-- START OF SUPPLIED RECORDS --
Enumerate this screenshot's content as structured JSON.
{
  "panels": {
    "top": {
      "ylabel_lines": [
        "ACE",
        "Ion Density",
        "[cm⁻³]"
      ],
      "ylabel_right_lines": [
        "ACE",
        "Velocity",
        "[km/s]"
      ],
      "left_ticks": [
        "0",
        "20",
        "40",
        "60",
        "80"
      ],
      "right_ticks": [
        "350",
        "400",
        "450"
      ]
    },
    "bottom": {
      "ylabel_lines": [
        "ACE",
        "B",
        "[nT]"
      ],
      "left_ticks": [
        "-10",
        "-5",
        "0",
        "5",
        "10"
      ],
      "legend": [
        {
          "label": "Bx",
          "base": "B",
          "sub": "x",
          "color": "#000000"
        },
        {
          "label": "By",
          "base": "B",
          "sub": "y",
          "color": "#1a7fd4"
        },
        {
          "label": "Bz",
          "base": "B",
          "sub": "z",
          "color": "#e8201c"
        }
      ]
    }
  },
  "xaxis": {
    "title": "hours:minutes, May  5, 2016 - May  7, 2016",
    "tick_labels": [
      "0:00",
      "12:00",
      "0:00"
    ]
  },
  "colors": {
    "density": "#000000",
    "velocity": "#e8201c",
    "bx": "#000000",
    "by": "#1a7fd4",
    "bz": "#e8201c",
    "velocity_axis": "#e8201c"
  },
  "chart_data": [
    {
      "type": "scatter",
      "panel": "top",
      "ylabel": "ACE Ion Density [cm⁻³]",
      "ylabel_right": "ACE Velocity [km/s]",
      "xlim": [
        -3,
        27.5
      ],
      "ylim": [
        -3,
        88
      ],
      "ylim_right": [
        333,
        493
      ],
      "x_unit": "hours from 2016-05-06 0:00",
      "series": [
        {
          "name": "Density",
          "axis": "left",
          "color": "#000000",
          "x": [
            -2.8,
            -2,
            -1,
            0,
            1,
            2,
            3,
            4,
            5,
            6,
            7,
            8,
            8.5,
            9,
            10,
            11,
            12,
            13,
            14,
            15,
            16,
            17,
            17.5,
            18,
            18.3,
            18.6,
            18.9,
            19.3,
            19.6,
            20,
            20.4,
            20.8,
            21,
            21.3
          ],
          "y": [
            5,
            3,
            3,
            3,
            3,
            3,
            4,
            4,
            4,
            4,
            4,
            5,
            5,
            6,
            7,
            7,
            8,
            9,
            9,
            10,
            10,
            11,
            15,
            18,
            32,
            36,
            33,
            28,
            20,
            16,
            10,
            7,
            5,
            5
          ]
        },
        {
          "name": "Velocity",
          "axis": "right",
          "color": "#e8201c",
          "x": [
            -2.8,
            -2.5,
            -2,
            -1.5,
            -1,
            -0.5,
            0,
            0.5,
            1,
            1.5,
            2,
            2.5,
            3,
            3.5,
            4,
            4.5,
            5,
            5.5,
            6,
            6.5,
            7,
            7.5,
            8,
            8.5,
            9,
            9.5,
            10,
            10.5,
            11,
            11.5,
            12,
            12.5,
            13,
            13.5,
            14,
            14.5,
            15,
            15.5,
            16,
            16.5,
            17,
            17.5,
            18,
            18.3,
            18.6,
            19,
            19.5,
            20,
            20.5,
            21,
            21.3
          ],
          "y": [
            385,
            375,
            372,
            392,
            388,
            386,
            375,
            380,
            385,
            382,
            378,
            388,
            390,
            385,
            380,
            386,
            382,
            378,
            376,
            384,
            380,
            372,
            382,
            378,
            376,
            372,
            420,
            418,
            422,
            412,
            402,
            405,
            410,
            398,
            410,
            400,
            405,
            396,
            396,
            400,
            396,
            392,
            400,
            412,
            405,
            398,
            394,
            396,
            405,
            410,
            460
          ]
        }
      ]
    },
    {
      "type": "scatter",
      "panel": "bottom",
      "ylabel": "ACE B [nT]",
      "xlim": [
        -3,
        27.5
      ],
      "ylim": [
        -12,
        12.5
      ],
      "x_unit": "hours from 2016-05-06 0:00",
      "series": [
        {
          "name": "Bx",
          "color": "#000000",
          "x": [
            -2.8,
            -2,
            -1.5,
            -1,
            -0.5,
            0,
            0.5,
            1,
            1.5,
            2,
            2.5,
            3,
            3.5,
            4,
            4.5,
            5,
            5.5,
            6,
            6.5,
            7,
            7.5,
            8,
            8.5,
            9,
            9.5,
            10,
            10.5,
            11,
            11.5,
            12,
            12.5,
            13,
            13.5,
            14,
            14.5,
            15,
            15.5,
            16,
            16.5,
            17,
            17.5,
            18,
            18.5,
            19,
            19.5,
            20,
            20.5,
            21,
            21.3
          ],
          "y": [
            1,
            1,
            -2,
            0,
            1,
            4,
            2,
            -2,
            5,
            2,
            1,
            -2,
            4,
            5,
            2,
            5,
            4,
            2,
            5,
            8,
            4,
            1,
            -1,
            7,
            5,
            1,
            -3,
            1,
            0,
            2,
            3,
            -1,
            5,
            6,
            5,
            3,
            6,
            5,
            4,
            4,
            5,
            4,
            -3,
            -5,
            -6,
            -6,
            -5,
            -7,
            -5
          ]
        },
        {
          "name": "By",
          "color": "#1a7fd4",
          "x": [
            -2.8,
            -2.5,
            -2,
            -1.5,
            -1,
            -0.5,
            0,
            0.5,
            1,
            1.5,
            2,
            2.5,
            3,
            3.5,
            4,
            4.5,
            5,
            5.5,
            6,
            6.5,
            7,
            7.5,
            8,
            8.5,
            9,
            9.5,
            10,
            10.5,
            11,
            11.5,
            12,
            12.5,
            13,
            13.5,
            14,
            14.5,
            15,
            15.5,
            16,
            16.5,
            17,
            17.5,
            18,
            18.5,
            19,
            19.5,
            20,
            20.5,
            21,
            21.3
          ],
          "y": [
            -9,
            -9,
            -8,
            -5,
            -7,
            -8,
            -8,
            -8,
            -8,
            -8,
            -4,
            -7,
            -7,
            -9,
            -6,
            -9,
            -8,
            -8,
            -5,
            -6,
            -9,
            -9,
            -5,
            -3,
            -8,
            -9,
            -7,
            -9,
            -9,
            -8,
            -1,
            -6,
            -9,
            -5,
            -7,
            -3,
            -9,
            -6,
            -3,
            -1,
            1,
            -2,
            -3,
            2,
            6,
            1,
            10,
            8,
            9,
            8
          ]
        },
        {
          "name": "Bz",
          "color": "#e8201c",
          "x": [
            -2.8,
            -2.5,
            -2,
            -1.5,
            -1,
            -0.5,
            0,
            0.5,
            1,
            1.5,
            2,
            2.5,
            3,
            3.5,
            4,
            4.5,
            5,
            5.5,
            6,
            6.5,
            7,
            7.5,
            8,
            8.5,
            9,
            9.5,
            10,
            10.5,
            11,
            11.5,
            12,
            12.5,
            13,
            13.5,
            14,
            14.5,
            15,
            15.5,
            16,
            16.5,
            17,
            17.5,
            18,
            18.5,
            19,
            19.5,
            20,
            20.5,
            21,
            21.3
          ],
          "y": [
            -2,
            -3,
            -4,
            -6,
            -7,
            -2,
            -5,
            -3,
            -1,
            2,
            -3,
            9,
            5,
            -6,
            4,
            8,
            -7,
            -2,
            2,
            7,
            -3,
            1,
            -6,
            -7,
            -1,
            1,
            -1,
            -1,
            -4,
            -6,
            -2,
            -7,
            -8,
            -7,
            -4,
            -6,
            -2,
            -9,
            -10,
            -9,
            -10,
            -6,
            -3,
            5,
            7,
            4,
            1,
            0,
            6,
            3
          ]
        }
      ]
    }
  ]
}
-- END OF SUPPLIED RECORDS --
## EXERCISE OBJECTIVE
Give only the number of lines in the listing above that include the string "name".

## THE OUTPUT
5